• _THE REQUEST_:
Repeat the records below exactly, leaving out any pictures.

• _AVAILABLE DATA_:
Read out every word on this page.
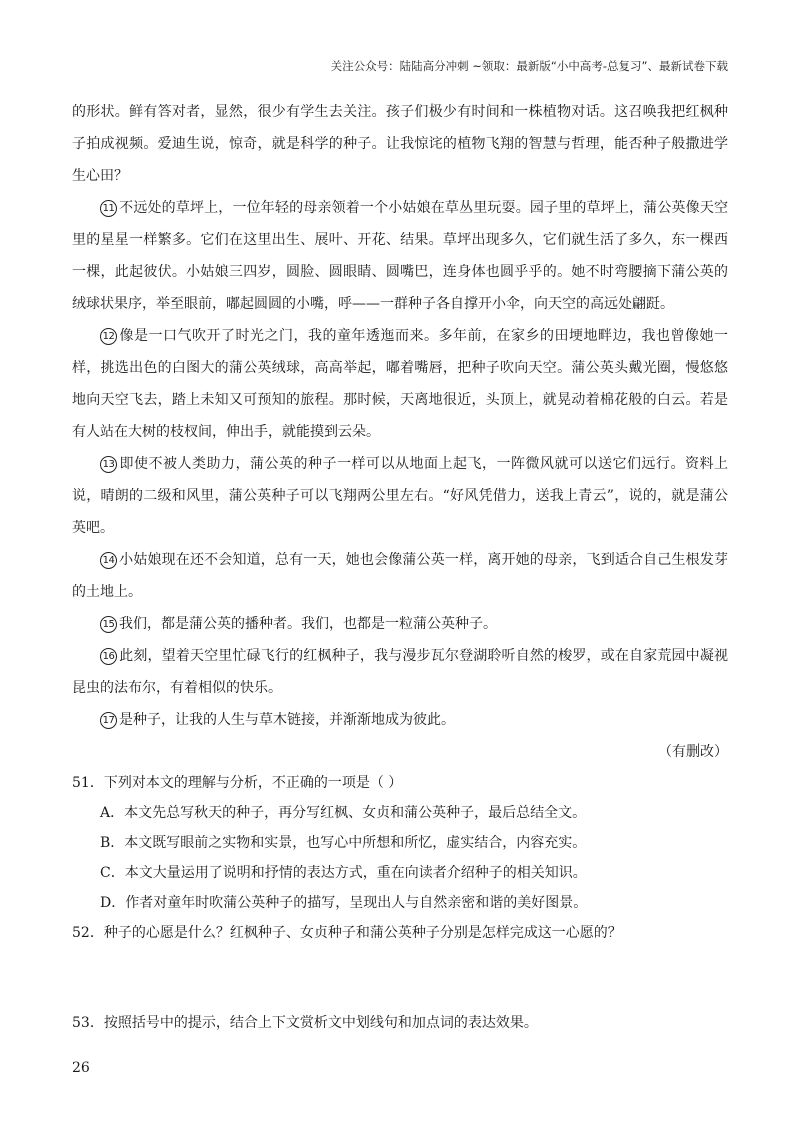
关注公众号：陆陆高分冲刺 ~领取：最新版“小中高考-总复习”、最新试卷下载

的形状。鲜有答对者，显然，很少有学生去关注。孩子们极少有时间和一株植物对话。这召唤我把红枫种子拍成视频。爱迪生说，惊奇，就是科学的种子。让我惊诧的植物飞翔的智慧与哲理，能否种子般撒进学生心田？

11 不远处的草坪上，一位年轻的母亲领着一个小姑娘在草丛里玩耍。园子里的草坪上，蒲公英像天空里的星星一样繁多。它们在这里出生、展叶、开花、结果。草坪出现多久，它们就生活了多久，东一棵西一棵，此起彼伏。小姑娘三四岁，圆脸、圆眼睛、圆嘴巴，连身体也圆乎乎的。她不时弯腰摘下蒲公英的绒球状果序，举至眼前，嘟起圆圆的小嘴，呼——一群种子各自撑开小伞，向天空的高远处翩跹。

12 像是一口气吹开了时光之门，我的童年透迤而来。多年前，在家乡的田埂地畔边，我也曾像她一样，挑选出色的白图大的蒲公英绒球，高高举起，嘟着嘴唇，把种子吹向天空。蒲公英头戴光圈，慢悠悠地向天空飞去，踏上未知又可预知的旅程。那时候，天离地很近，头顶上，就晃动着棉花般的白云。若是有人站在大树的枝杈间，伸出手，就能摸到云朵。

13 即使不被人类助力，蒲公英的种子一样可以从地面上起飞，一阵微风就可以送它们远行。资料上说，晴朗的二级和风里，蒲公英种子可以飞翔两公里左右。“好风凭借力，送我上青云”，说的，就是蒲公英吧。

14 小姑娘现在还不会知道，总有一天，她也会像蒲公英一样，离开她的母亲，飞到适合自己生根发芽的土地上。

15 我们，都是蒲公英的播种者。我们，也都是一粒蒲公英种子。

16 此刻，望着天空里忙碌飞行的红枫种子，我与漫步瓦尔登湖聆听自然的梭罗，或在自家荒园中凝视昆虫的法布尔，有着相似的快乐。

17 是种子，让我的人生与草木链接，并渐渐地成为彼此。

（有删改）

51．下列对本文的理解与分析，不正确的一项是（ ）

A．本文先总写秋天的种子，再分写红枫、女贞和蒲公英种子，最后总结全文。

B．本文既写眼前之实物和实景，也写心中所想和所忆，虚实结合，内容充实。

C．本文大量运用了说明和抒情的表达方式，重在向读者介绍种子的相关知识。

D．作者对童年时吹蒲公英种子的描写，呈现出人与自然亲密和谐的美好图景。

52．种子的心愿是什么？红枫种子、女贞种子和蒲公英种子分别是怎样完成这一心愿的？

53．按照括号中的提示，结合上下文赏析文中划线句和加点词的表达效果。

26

• _WRITTEN ANSWER_:
Read out every word on this page.
关注公众号：陆陆高分冲刺 ~领取：最新版“小中高考-总复习”、最新试卷下载

的形状。鲜有答对者，显然，很少有学生去关注。孩子们极少有时间和一株植物对话。这召唤我把红枫种子拍成视频。爱迪生说，惊奇，就是科学的种子。让我惊诧的植物飞翔的智慧与哲理，能否种子般撒进学生心田？

11 不远处的草坪上，一位年轻的母亲领着一个小姑娘在草丛里玩耍。园子里的草坪上，蒲公英像天空里的星星一样繁多。它们在这里出生、展叶、开花、结果。草坪出现多久，它们就生活了多久，东一棵西一棵，此起彼伏。小姑娘三四岁，圆脸、圆眼睛、圆嘴巴，连身体也圆乎乎的。她不时弯腰摘下蒲公英的绒球状果序，举至眼前，嘟起圆圆的小嘴，呼——一群种子各自撑开小伞，向天空的高远处翩跹。

12 像是一口气吹开了时光之门，我的童年透迤而来。多年前，在家乡的田埂地畔边，我也曾像她一样，挑选出色的白图大的蒲公英绒球，高高举起，嘟着嘴唇，把种子吹向天空。蒲公英头戴光圈，慢悠悠地向天空飞去，踏上未知又可预知的旅程。那时候，天离地很近，头顶上，就晃动着棉花般的白云。若是有人站在大树的枝杈间，伸出手，就能摸到云朵。

13 即使不被人类助力，蒲公英的种子一样可以从地面上起飞，一阵微风就可以送它们远行。资料上说，晴朗的二级和风里，蒲公英种子可以飞翔两公里左右。“好风凭借力，送我上青云”，说的，就是蒲公英吧。

14 小姑娘现在还不会知道，总有一天，她也会像蒲公英一样，离开她的母亲，飞到适合自己生根发芽的土地上。

15 我们，都是蒲公英的播种者。我们，也都是一粒蒲公英种子。

16 此刻，望着天空里忙碌飞行的红枫种子，我与漫步瓦尔登湖聆听自然的梭罗，或在自家荒园中凝视昆虫的法布尔，有着相似的快乐。

17 是种子，让我的人生与草木链接，并渐渐地成为彼此。

（有删改）

51．下列对本文的理解与分析，不正确的一项是（ ）

A．本文先总写秋天的种子，再分写红枫、女贞和蒲公英种子，最后总结全文。

B．本文既写眼前之实物和实景，也写心中所想和所忆，虚实结合，内容充实。

C．本文大量运用了说明和抒情的表达方式，重在向读者介绍种子的相关知识。

D．作者对童年时吹蒲公英种子的描写，呈现出人与自然亲密和谐的美好图景。

52．种子的心愿是什么？红枫种子、女贞种子和蒲公英种子分别是怎样完成这一心愿的？

53．按照括号中的提示，结合上下文赏析文中划线句和加点词的表达效果。

26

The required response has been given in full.